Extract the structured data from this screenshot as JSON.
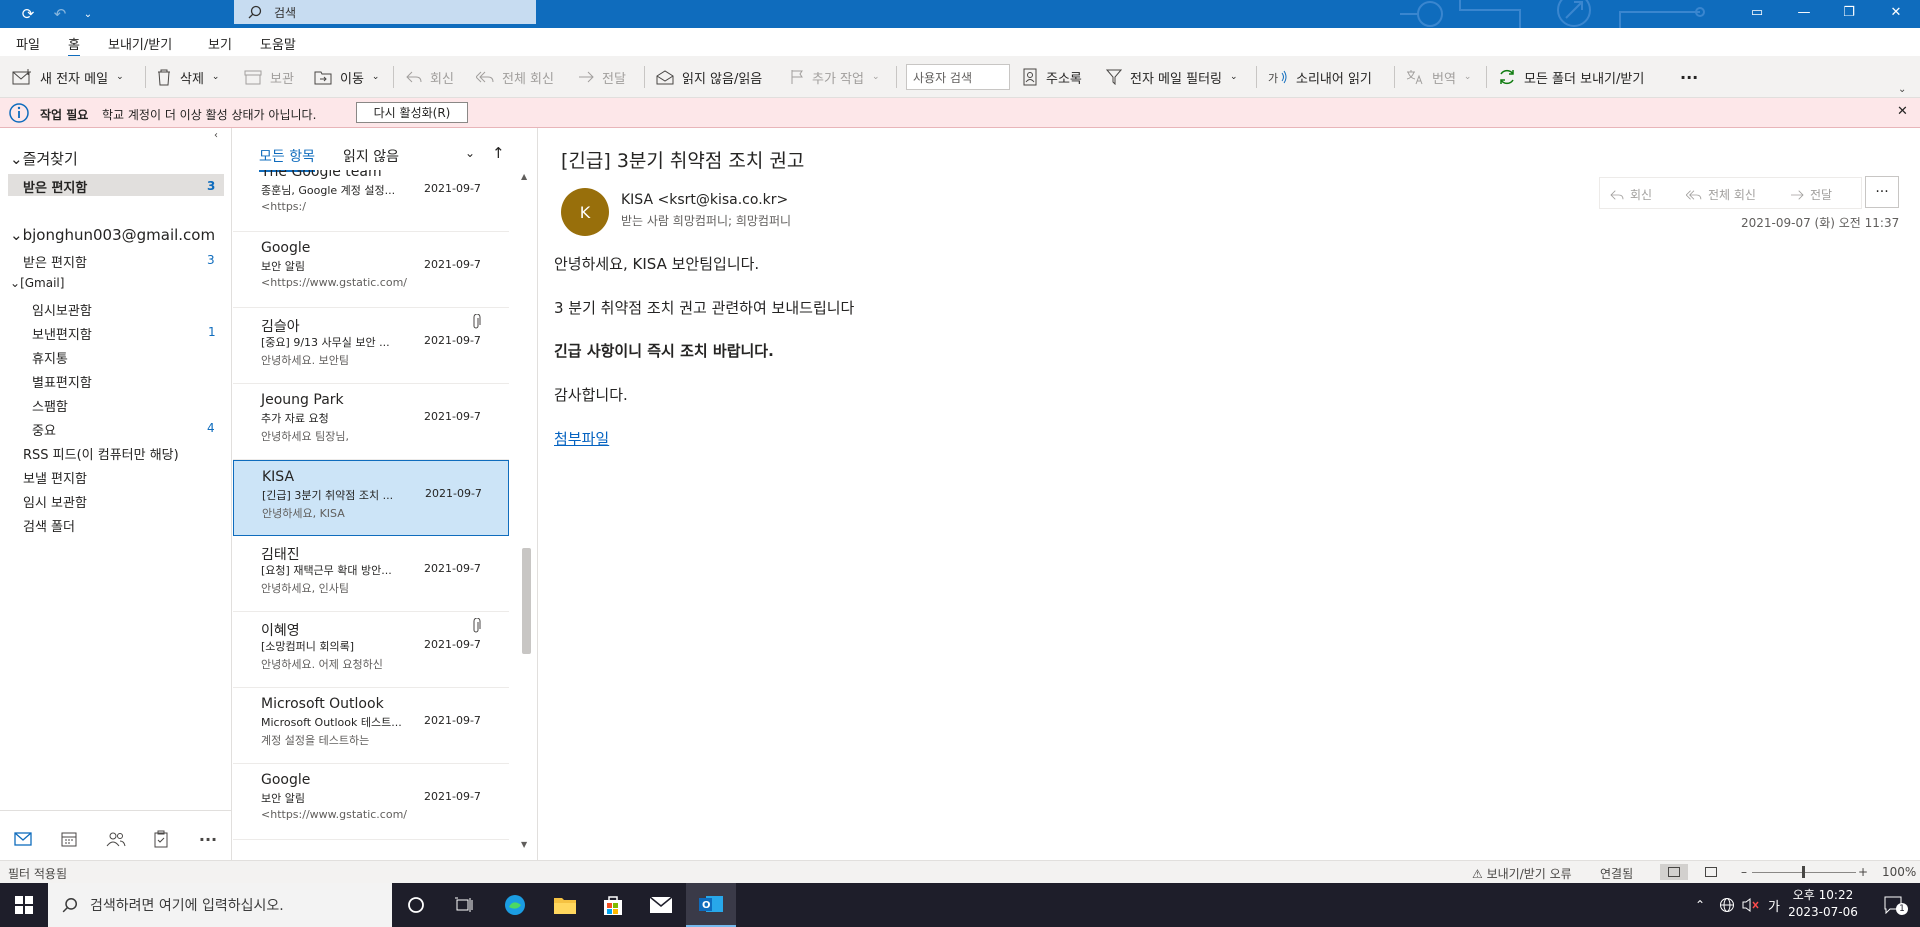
{
  "titlebar": {
    "search_placeholder": "검색"
  },
  "menu": {
    "tabs": [
      {
        "label": "파일"
      },
      {
        "label": "홈"
      },
      {
        "label": "보내기/받기"
      },
      {
        "label": "보기"
      },
      {
        "label": "도움말"
      }
    ],
    "active_tab": "홈"
  },
  "ribbon": {
    "new_mail": "새 전자 메일",
    "delete": "삭제",
    "archive": "보관",
    "move": "이동",
    "reply": "회신",
    "reply_all": "전체 회신",
    "forward": "전달",
    "read_unread": "읽지 않음/읽음",
    "followup": "추가 작업",
    "people_search_placeholder": "사용자 검색",
    "address_book": "주소록",
    "filter_email": "전자 메일 필터링",
    "read_aloud": "소리내어 읽기",
    "translate": "번역",
    "send_receive_all": "모든 폴더 보내기/받기",
    "more": "···"
  },
  "infobar": {
    "title": "작업 필요",
    "message": "학교 계정이 더 이상 활성 상태가 아닙니다.",
    "button": "다시 활성화(R)"
  },
  "folders": {
    "favorites_header": "즐겨찾기",
    "favorites": [
      {
        "name": "받은 편지함",
        "count": "3"
      }
    ],
    "account": "bjonghun003@gmail.com",
    "inbox": {
      "name": "받은 편지함",
      "count": "3"
    },
    "gmail_group": "[Gmail]",
    "gmail_items": [
      {
        "name": "임시보관함",
        "count": ""
      },
      {
        "name": "보낸편지함",
        "count": "1"
      },
      {
        "name": "휴지통",
        "count": ""
      },
      {
        "name": "별표편지함",
        "count": ""
      },
      {
        "name": "스팸함",
        "count": ""
      },
      {
        "name": "중요",
        "count": "4"
      }
    ],
    "other_items": [
      {
        "name": "RSS 피드(이 컴퓨터만 해당)"
      },
      {
        "name": "보낼 편지함"
      },
      {
        "name": "임시 보관함"
      },
      {
        "name": "검색 폴더"
      }
    ]
  },
  "message_list": {
    "filter_all": "모든 항목",
    "filter_unread": "읽지 않음",
    "messages": [
      {
        "sender": "The Google team",
        "subject": "종훈님, Google 계정 설정...",
        "preview": "<https:/",
        "date": "2021-09-7"
      },
      {
        "sender": "Google",
        "subject": "보안 알림",
        "preview": "<https://www.gstatic.com/",
        "date": "2021-09-7"
      },
      {
        "sender": "김슬아",
        "subject": "[중요] 9/13 사무실 보안 ...",
        "preview": "안녕하세요. 보안팀",
        "date": "2021-09-7"
      },
      {
        "sender": "Jeoung Park",
        "subject": "추가 자료 요청",
        "preview": "안녕하세요 팀장님,",
        "date": "2021-09-7"
      },
      {
        "sender": "KISA",
        "subject": "[긴급] 3분기 취약점 조치 ...",
        "preview": "안녕하세요, KISA",
        "date": "2021-09-7"
      },
      {
        "sender": "김태진",
        "subject": "[요청] 재택근무 확대 방안...",
        "preview": "안녕하세요, 인사팀",
        "date": "2021-09-7"
      },
      {
        "sender": "이혜영",
        "subject": "[소망컴퍼니 회의록]",
        "preview": "안녕하세요.  어제 요청하신",
        "date": "2021-09-7"
      },
      {
        "sender": "Microsoft Outlook",
        "subject": "Microsoft Outlook 테스트...",
        "preview": "계정 설정을 테스트하는",
        "date": "2021-09-7"
      },
      {
        "sender": "Google",
        "subject": "보안 알림",
        "preview": "<https://www.gstatic.com/",
        "date": "2021-09-7"
      }
    ]
  },
  "reading": {
    "subject": "[긴급] 3분기 취약점 조치 권고",
    "avatar_initial": "K",
    "from": "KISA <ksrt@kisa.co.kr>",
    "to": "받는 사람   희망컴퍼니; 희망컴퍼니",
    "reply": "회신",
    "reply_all": "전체 회신",
    "forward": "전달",
    "more": "···",
    "date": "2021-09-07 (화) 오전 11:37",
    "body": [
      "안녕하세요, KISA 보안팀입니다.",
      "3 분기 취약점 조치 권고 관련하여 보내드립니다",
      "긴급 사항이니 즉시 조치 바랍니다.",
      "감사합니다."
    ],
    "attachment_link": "첨부파일"
  },
  "statusbar": {
    "filter": "필터 적용됨",
    "error": "보내기/받기 오류",
    "connected": "연결됨",
    "zoom": "100%"
  },
  "taskbar": {
    "search_placeholder": "검색하려면 여기에 입력하십시오.",
    "time": "오후 10:22",
    "date": "2023-07-06",
    "ime": "가",
    "notification_count": "1"
  },
  "colors": {
    "accent": "#0f6cbd",
    "selected_row": "#cce4f7",
    "infobar": "#fde7e9",
    "avatar": "#986f0b"
  }
}
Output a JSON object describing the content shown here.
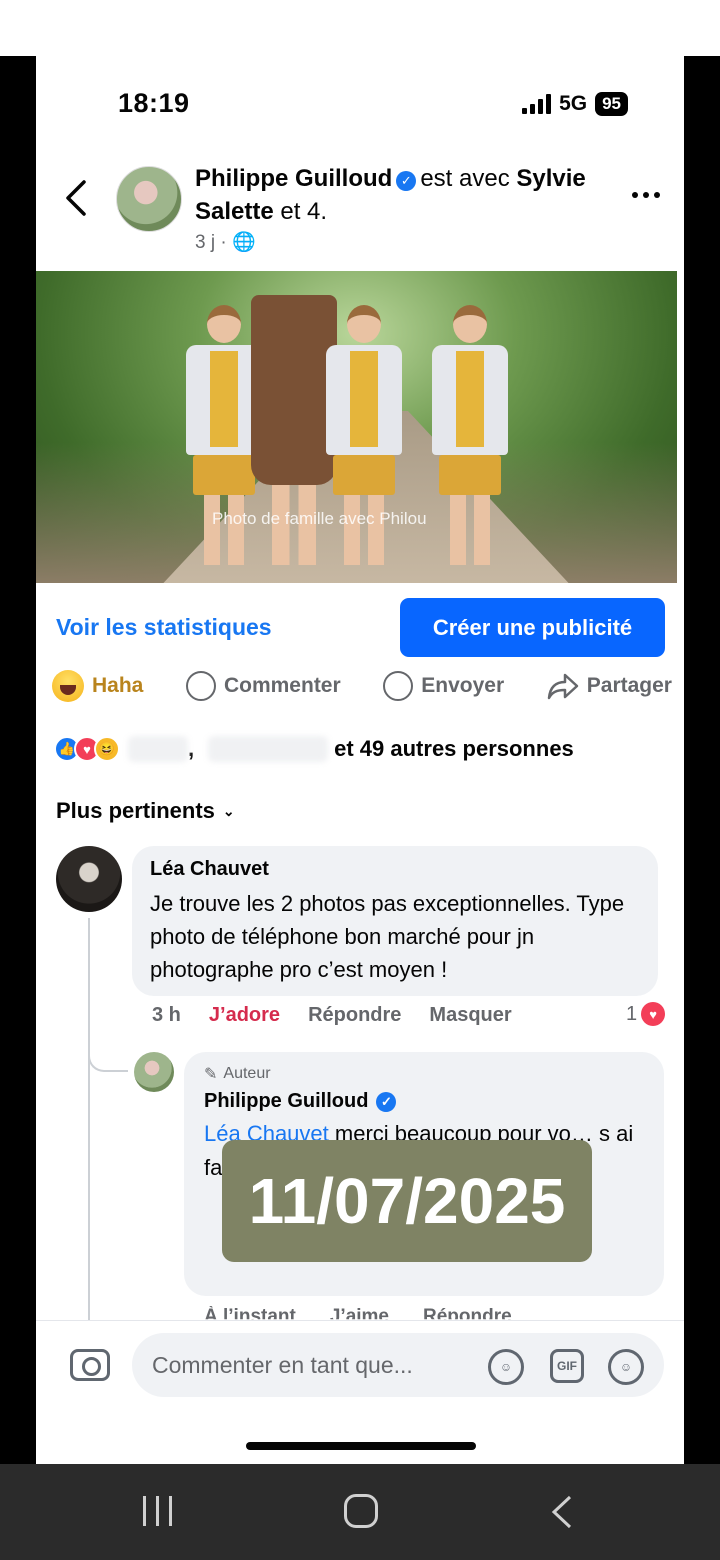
{
  "status": {
    "time": "18:19",
    "network": "5G",
    "battery": "95"
  },
  "post": {
    "author": "Philippe Guilloud",
    "with_text": "est avec",
    "tagged": "Sylvie Salette",
    "others": "et 4.",
    "meta": "3 j ·",
    "photo_caption": "Photo de famille avec Philou"
  },
  "actions": {
    "stats_link": "Voir les statistiques",
    "ad_button": "Créer une publicité",
    "reaction_label": "Haha",
    "comment_label": "Commenter",
    "send_label": "Envoyer",
    "share_label": "Partager"
  },
  "likes": {
    "separator": ",",
    "summary": "et 49 autres personnes"
  },
  "sort_label": "Plus pertinents",
  "comments": [
    {
      "author": "Léa Chauvet",
      "text": "Je trouve les 2 photos pas exceptionnelles. Type photo de téléphone bon marché pour jn photographe pro c’est moyen !",
      "time": "3 h",
      "reaction": "J’adore",
      "reply": "Répondre",
      "hide": "Masquer",
      "reaction_count": "1"
    },
    {
      "author_tag": "Auteur",
      "author": "Philippe Guilloud",
      "mention": "Léa Chauvet",
      "text_visible": "merci beaucoup pour vo… s ai fa… to… en je suis nul 🤗",
      "time": "À l’instant",
      "like": "J’aime",
      "reply": "Répondre"
    }
  ],
  "date_overlay": "11/07/2025",
  "composer": {
    "placeholder": "Commenter en tant que...",
    "gif_label": "GIF"
  },
  "icons": [
    "back-chevron-icon",
    "verified-badge-icon",
    "globe-icon",
    "more-icon",
    "haha-emoji-icon",
    "comment-bubble-icon",
    "messenger-icon",
    "share-arrow-icon",
    "camera-icon",
    "avatar-sticker-icon",
    "gif-icon",
    "smiley-icon"
  ],
  "colors": {
    "accent": "#1877f2",
    "button": "#0866ff",
    "love": "#f33e58",
    "overlay": "#7f8364"
  }
}
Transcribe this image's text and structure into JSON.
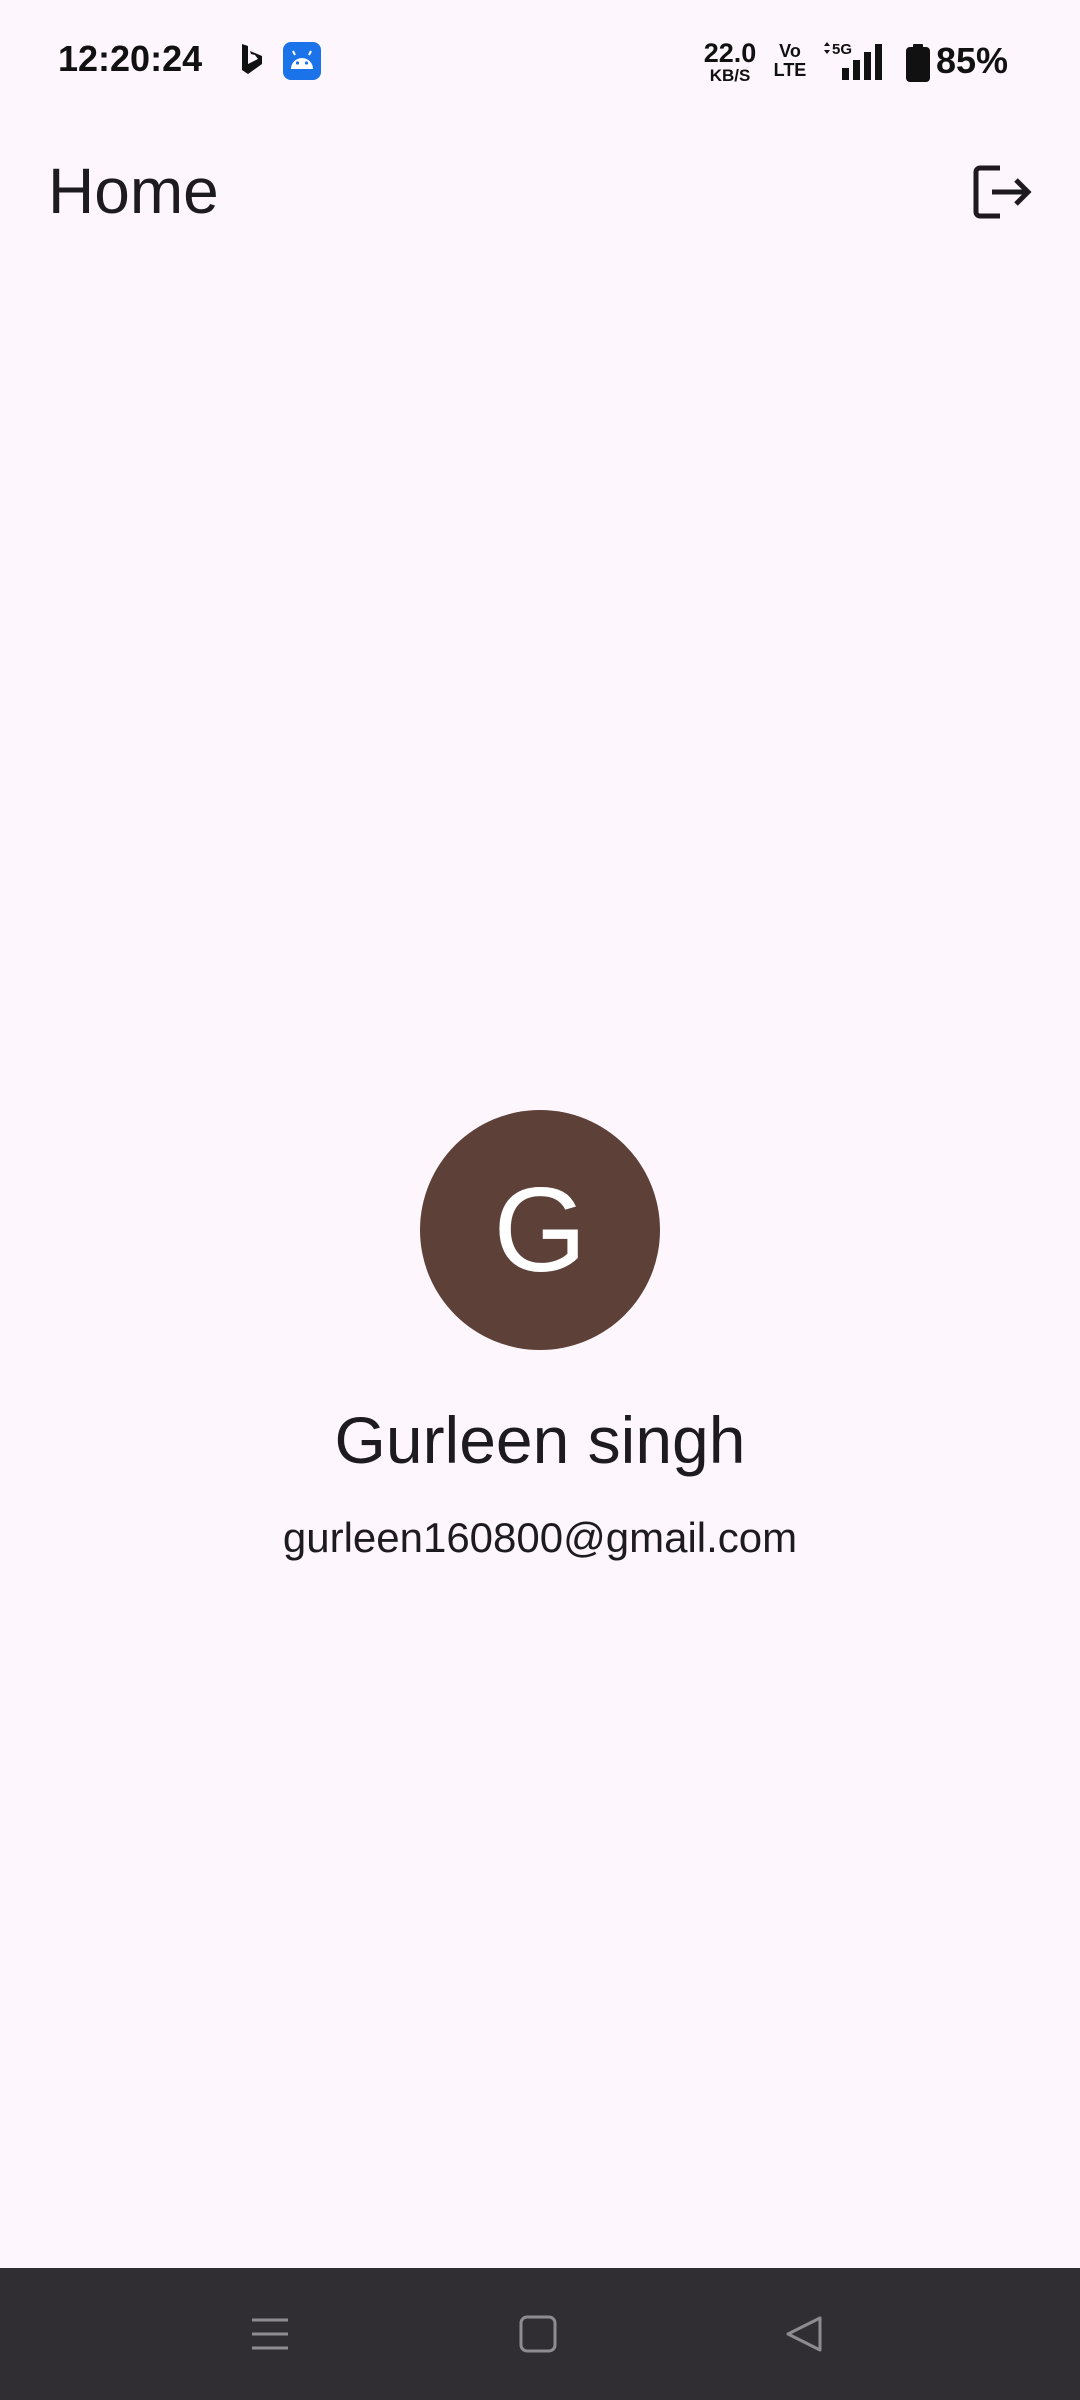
{
  "status_bar": {
    "time": "12:20:24",
    "net_speed_value": "22.0",
    "net_speed_unit": "KB/S",
    "volte_top": "Vo",
    "volte_bottom": "LTE",
    "network_type": "5G",
    "battery_percent": "85%",
    "icons": [
      "bing-icon",
      "android-icon",
      "signal-icon",
      "battery-icon"
    ]
  },
  "app_bar": {
    "title": "Home",
    "action_icon": "logout-icon"
  },
  "profile": {
    "avatar_letter": "G",
    "avatar_color": "#5d4037",
    "name": "Gurleen singh",
    "email": "gurleen160800@gmail.com"
  },
  "nav_bar": {
    "buttons": [
      "menu-icon",
      "home-icon",
      "back-icon"
    ]
  },
  "colors": {
    "background": "#fdf7fd",
    "nav_background": "#302e33",
    "text": "#1d1b20"
  }
}
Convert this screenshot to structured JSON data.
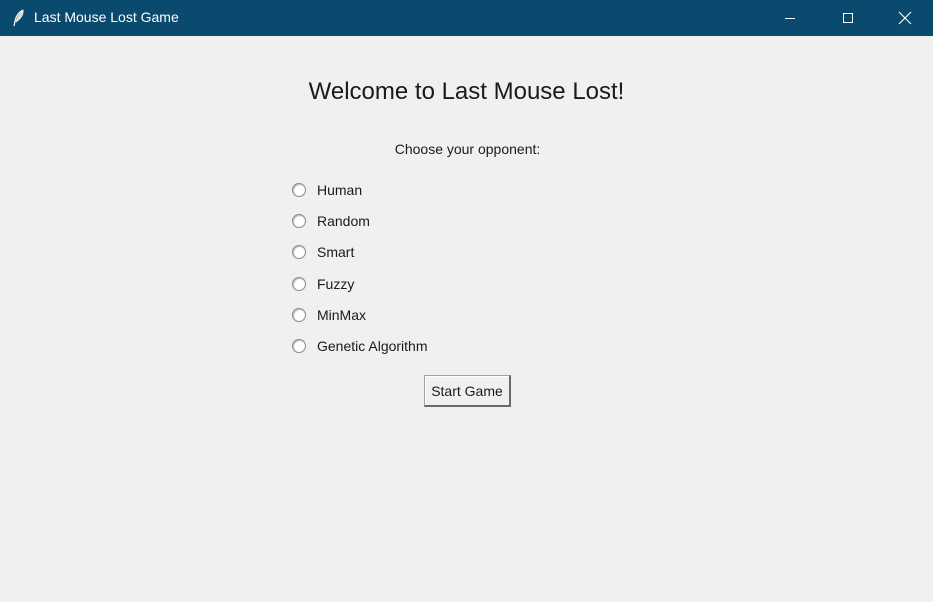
{
  "window": {
    "title": "Last Mouse Lost Game",
    "titlebar_color": "#0b4a6f",
    "background_color": "#f0f0f0",
    "icon": "feather-icon",
    "controls": [
      "minimize-icon",
      "maximize-icon",
      "close-icon"
    ]
  },
  "main": {
    "heading": "Welcome to Last Mouse Lost!",
    "prompt": "Choose your opponent:",
    "options": [
      {
        "label": "Human",
        "selected": false
      },
      {
        "label": "Random",
        "selected": false
      },
      {
        "label": "Smart",
        "selected": false
      },
      {
        "label": "Fuzzy",
        "selected": false
      },
      {
        "label": "MinMax",
        "selected": false
      },
      {
        "label": "Genetic Algorithm",
        "selected": false
      }
    ],
    "start_button": "Start Game"
  }
}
• • • • • • •
§ Given request: Output a single number: how many lines contain the word "structured".

§ Answer to the problem: 2